MATERIAL FOR THIS TASK:
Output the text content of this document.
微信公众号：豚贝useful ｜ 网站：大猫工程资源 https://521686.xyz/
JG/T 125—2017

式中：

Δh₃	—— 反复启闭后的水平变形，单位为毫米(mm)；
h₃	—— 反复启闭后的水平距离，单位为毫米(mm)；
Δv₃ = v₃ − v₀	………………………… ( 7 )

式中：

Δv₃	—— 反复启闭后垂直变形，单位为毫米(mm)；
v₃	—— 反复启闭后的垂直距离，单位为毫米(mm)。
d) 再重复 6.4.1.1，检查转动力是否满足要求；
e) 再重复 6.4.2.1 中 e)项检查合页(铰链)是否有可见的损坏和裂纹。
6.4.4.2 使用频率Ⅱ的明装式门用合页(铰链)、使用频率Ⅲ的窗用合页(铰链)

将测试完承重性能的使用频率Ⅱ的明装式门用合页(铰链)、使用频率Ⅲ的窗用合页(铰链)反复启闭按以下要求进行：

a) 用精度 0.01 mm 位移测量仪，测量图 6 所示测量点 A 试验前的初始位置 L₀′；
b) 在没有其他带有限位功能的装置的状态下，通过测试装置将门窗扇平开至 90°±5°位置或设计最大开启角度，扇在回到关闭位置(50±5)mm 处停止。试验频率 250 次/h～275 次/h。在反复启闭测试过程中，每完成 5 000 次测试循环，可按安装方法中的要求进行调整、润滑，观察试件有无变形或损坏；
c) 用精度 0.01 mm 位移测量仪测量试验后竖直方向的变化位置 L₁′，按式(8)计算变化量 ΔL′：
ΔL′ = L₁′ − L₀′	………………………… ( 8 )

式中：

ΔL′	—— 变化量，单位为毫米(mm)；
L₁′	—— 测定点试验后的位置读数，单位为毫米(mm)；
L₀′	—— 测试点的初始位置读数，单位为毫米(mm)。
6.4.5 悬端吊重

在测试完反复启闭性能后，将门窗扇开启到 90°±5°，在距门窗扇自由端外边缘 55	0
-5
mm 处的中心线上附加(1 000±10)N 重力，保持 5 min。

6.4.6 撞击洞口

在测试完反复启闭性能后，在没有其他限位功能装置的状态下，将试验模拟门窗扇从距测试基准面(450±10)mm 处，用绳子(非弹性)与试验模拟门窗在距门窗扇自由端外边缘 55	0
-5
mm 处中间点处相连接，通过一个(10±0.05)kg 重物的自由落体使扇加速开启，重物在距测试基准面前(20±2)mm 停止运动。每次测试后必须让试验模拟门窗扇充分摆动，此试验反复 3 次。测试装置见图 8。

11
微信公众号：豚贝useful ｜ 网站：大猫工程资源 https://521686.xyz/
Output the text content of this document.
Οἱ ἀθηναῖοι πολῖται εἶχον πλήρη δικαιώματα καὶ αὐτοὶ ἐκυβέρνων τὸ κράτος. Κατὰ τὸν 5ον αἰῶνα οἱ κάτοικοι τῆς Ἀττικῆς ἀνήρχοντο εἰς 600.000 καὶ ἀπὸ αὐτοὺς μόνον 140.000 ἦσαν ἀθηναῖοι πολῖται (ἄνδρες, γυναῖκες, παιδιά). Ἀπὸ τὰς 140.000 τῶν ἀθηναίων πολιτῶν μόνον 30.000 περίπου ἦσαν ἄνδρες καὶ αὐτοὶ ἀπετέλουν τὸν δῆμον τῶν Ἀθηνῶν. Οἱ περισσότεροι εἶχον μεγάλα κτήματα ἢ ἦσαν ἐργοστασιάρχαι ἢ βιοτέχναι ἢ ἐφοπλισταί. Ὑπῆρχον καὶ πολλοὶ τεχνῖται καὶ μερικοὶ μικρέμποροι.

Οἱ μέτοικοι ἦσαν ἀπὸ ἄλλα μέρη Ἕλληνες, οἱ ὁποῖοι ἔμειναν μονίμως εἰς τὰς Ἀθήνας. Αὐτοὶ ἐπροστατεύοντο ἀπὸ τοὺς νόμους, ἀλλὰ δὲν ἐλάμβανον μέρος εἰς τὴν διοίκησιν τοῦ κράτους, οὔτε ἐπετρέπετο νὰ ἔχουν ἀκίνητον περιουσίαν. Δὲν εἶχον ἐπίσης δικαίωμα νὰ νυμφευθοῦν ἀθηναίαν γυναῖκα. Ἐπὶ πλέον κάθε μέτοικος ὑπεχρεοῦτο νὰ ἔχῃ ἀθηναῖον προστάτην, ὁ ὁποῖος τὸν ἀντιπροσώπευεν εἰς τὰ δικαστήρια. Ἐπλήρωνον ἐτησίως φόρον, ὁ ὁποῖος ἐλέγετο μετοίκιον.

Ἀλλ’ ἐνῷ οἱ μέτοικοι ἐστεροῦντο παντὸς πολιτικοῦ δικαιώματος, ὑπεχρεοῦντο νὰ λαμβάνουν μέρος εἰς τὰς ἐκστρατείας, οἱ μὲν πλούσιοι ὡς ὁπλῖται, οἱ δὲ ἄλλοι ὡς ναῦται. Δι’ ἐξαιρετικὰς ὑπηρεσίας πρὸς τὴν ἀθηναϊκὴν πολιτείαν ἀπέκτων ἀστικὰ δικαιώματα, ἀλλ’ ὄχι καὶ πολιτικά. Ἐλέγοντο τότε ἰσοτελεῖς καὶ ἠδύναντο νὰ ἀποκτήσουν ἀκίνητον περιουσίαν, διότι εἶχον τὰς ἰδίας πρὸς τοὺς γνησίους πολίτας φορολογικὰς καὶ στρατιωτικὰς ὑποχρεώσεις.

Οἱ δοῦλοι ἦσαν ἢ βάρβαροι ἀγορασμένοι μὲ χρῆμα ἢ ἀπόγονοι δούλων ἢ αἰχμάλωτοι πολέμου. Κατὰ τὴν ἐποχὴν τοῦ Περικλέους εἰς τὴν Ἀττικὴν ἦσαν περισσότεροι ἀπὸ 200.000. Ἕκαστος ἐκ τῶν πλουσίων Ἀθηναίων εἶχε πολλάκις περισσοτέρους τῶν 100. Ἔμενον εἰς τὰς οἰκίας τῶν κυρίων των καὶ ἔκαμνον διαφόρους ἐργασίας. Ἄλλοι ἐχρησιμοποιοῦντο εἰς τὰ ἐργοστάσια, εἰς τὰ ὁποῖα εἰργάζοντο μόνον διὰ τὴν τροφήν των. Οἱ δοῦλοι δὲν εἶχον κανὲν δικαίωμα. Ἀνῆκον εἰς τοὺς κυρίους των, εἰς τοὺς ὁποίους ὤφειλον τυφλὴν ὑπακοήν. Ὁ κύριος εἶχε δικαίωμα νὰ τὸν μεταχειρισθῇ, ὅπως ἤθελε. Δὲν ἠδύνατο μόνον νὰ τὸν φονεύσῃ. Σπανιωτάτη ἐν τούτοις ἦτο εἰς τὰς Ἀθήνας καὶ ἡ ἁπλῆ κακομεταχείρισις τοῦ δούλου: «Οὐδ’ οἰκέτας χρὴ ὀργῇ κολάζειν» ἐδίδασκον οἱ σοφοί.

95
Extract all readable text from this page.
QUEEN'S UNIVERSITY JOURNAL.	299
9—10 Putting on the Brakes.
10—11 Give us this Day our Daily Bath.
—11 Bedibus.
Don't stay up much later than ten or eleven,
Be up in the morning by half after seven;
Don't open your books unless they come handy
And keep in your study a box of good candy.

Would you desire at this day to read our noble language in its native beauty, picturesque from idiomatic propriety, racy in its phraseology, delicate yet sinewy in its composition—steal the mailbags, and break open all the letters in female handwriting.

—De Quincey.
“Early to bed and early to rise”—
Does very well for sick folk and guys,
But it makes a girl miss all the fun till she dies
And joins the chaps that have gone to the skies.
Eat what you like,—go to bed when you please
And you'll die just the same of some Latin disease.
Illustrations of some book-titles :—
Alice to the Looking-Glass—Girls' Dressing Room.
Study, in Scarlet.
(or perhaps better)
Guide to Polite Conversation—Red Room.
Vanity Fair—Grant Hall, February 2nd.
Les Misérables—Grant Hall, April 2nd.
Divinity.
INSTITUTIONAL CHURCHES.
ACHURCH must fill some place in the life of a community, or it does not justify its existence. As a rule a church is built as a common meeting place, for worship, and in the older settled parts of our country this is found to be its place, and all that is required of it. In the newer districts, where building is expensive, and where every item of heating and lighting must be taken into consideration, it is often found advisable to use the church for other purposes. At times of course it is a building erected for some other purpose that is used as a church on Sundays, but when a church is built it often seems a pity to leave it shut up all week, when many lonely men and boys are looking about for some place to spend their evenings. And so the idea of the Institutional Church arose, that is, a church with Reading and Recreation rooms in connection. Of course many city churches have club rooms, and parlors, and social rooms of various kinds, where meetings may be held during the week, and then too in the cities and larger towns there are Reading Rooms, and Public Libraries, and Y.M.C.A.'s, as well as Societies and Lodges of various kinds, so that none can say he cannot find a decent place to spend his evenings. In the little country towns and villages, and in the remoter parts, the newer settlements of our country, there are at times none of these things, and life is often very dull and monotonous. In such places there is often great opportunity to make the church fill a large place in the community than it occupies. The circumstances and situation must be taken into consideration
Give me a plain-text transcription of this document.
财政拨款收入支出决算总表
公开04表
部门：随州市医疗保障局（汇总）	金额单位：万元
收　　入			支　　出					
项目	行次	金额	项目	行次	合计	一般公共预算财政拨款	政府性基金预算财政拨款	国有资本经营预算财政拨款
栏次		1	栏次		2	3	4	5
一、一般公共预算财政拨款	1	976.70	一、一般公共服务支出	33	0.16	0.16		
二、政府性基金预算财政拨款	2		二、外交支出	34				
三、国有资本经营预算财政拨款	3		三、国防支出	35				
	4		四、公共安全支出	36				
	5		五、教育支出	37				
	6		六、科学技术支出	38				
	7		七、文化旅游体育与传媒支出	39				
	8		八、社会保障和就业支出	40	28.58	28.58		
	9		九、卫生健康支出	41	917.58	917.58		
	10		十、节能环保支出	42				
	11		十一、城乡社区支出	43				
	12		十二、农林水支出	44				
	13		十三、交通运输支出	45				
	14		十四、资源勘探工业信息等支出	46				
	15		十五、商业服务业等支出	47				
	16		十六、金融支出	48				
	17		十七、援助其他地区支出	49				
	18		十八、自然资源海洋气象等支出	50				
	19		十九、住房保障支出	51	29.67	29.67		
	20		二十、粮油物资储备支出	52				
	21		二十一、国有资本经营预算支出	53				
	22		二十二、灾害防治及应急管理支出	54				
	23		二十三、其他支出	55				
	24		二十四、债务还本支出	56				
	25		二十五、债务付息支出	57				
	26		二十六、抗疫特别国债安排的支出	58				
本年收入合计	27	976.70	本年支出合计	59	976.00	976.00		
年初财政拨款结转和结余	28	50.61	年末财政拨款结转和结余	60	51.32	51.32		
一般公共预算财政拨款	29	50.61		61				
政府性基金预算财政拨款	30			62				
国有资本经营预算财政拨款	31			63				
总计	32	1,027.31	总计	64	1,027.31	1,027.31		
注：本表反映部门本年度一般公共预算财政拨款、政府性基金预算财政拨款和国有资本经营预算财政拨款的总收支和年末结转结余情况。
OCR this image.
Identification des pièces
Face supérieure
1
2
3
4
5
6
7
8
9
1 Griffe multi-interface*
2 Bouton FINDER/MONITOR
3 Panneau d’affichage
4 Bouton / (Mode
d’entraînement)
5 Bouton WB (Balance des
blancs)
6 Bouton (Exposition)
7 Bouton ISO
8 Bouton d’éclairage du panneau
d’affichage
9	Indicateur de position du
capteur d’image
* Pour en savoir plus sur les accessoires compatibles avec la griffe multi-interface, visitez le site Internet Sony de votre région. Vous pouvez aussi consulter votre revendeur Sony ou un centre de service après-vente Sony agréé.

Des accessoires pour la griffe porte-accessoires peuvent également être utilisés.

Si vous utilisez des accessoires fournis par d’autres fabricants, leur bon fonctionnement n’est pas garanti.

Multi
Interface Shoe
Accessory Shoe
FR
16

INSTRUCTIONS FOR THE TASK:
Filter the listing above by the word "from"; copy each line that passes.

SOLUTION TO THE PROBLEM:
Extract all readable text from this page.
Would you desire at this day to read our noble language in its native beauty, picturesque from idiomatic propriety, racy in its phraseology, delicate yet sinewy in its composition—steal the mailbags, and break open all the letters in female handwriting.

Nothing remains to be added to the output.